Tally every line of the material that includes "restricted", then give the tally and nothing else.

▶ **DATA SHOWN**:
* begin *

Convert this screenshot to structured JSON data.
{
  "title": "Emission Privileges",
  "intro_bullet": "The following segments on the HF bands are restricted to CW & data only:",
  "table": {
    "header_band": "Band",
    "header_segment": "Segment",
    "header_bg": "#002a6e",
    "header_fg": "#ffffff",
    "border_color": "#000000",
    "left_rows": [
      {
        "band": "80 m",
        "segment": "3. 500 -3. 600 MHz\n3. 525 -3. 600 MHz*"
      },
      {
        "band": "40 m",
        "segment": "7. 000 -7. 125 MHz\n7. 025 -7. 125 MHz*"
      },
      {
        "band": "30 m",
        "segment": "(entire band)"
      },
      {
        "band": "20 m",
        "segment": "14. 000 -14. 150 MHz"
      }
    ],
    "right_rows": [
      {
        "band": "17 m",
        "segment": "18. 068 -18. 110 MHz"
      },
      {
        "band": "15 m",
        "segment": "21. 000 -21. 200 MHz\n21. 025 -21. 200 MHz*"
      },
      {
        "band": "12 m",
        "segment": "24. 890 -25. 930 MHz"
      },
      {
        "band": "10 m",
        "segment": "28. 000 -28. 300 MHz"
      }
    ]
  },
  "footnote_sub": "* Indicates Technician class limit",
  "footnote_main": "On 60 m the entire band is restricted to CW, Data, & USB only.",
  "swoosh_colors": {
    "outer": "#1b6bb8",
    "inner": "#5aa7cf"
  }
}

* end *
* begin *

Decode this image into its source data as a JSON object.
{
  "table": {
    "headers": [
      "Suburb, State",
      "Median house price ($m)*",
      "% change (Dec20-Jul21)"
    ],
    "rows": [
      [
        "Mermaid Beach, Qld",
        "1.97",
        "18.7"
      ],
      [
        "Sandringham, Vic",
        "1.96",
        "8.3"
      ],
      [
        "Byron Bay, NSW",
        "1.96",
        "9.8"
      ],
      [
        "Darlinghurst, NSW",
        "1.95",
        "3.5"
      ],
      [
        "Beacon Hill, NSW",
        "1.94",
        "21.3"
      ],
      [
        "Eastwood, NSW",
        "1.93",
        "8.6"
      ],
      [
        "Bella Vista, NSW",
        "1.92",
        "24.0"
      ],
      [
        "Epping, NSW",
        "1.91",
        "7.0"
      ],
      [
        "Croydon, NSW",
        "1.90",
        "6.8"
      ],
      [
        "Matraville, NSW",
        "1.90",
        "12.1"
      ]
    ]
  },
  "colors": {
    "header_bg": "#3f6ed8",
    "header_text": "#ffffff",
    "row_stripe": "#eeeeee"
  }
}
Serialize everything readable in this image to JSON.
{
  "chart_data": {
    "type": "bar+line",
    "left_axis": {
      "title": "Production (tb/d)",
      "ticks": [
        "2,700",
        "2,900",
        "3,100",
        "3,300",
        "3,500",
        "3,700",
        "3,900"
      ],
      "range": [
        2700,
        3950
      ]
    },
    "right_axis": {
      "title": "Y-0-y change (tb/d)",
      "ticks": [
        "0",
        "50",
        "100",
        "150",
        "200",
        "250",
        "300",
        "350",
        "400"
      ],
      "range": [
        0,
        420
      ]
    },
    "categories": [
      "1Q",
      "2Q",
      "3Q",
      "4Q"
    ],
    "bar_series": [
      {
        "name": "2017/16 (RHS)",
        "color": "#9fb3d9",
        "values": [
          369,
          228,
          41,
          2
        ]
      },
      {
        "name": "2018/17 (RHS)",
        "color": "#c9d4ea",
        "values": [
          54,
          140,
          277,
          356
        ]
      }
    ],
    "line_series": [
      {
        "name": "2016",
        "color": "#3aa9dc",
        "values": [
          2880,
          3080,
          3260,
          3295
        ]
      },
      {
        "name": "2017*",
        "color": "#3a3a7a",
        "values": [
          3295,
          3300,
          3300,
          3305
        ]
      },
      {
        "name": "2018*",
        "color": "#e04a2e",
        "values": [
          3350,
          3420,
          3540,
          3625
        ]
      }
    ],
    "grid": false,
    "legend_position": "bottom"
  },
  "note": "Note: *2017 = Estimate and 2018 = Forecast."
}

* end *
* begin *

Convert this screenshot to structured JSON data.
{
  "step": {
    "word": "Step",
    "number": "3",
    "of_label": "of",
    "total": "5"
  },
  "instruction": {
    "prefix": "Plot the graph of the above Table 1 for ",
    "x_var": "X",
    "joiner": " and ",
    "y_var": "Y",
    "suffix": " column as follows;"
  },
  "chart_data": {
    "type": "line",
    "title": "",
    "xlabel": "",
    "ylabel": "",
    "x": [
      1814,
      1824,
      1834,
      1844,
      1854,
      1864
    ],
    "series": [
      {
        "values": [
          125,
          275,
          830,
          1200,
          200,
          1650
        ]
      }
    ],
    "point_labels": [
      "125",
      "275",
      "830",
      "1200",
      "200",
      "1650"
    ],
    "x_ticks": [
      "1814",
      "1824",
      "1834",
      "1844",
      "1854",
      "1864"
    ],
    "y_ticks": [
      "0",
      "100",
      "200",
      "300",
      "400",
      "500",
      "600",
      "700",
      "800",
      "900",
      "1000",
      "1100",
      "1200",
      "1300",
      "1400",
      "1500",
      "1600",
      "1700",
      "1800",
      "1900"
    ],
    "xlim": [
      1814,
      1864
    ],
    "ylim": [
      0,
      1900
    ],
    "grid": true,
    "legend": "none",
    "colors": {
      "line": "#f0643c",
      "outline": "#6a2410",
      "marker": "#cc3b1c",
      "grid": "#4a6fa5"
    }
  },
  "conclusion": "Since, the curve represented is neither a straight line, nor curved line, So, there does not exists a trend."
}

* end *

▶ **IN RESPONSE**: 2